/---

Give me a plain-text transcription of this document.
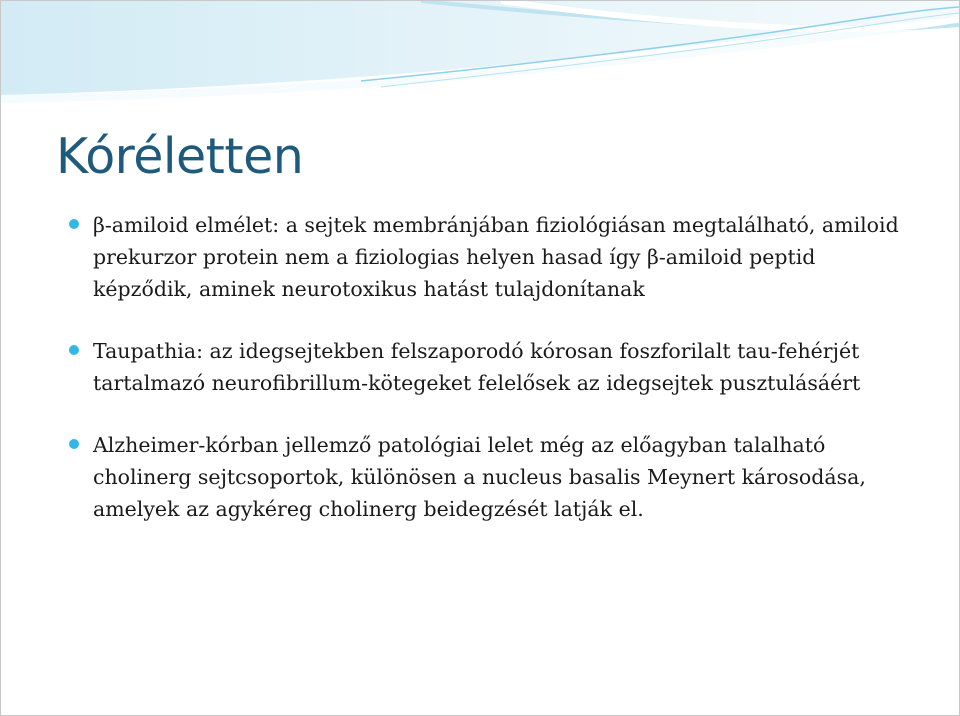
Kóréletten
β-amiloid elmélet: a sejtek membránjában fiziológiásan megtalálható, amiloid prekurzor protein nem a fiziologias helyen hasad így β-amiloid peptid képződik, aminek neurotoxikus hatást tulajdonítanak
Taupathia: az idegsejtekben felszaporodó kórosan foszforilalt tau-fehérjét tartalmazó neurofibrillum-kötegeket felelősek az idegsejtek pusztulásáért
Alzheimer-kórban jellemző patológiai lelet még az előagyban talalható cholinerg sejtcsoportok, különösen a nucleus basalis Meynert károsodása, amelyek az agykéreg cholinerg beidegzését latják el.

\---
/---

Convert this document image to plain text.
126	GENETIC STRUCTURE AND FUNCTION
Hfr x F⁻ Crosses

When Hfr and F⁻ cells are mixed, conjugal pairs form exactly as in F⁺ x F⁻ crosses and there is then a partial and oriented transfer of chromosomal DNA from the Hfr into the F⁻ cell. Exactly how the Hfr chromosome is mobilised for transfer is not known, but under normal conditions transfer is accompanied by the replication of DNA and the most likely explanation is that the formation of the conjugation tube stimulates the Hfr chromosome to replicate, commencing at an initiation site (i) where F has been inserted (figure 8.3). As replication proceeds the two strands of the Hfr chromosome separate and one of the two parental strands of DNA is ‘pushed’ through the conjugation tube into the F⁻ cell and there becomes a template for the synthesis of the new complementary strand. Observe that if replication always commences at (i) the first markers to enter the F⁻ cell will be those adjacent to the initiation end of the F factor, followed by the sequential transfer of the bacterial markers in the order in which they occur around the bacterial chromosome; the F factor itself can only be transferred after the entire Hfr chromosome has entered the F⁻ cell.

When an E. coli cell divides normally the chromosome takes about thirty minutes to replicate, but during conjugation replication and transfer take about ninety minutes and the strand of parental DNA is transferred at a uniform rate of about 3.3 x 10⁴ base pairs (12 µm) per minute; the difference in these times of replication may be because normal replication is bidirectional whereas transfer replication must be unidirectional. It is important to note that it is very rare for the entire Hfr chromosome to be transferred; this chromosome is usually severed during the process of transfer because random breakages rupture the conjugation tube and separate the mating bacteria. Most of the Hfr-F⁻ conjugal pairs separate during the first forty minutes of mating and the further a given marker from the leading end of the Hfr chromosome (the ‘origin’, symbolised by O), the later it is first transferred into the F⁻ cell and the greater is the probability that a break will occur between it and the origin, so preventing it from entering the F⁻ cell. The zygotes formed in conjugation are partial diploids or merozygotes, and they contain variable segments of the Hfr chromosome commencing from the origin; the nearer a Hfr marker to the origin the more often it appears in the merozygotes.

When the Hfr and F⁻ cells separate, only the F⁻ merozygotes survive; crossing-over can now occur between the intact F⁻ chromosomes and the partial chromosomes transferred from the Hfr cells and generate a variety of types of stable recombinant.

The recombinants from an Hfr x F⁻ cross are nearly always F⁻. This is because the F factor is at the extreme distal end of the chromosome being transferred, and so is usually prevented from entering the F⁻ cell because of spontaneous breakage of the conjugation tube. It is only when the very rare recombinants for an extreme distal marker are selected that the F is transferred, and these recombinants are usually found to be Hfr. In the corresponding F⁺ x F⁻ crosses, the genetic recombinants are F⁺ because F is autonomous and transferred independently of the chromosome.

\---
/---

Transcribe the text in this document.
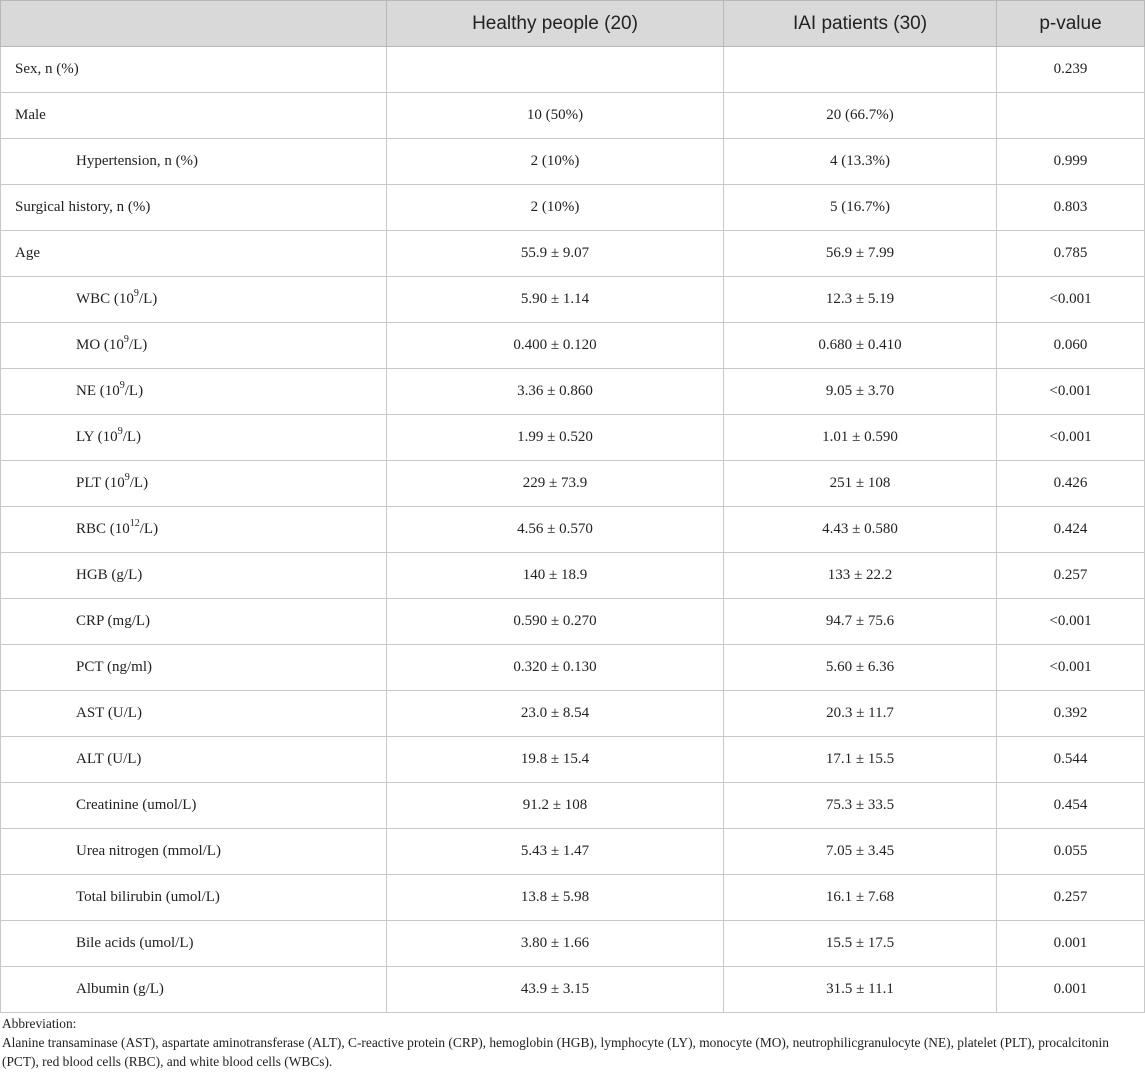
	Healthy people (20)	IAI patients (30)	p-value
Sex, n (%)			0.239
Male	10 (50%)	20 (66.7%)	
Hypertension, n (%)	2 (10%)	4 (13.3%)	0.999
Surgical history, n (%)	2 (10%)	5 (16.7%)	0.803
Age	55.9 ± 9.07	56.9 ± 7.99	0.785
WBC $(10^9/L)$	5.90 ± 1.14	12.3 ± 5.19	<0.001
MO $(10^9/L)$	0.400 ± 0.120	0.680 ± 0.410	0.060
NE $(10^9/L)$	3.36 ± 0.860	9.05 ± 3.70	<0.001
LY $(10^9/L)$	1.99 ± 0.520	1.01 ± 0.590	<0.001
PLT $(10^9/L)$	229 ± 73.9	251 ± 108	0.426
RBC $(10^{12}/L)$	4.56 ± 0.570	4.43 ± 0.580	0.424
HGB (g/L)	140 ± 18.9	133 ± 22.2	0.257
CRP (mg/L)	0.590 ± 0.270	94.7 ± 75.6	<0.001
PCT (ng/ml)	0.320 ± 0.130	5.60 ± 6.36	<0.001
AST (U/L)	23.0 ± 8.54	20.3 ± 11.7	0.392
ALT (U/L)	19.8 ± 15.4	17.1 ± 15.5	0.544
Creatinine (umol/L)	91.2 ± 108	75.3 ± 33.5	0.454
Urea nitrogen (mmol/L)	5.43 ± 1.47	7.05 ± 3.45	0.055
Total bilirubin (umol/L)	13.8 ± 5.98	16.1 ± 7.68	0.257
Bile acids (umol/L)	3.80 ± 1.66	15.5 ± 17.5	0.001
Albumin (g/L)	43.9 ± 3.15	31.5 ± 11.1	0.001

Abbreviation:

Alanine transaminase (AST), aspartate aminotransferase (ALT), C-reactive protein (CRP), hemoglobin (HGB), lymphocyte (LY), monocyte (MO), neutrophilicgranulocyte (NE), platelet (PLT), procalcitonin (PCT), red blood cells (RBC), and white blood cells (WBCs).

\---

In the material above, find each line containing the word "document" and copy it.

Give me a plain-text transcription of this document.
Convert this document image to plain text.
Transcribe the text in this document.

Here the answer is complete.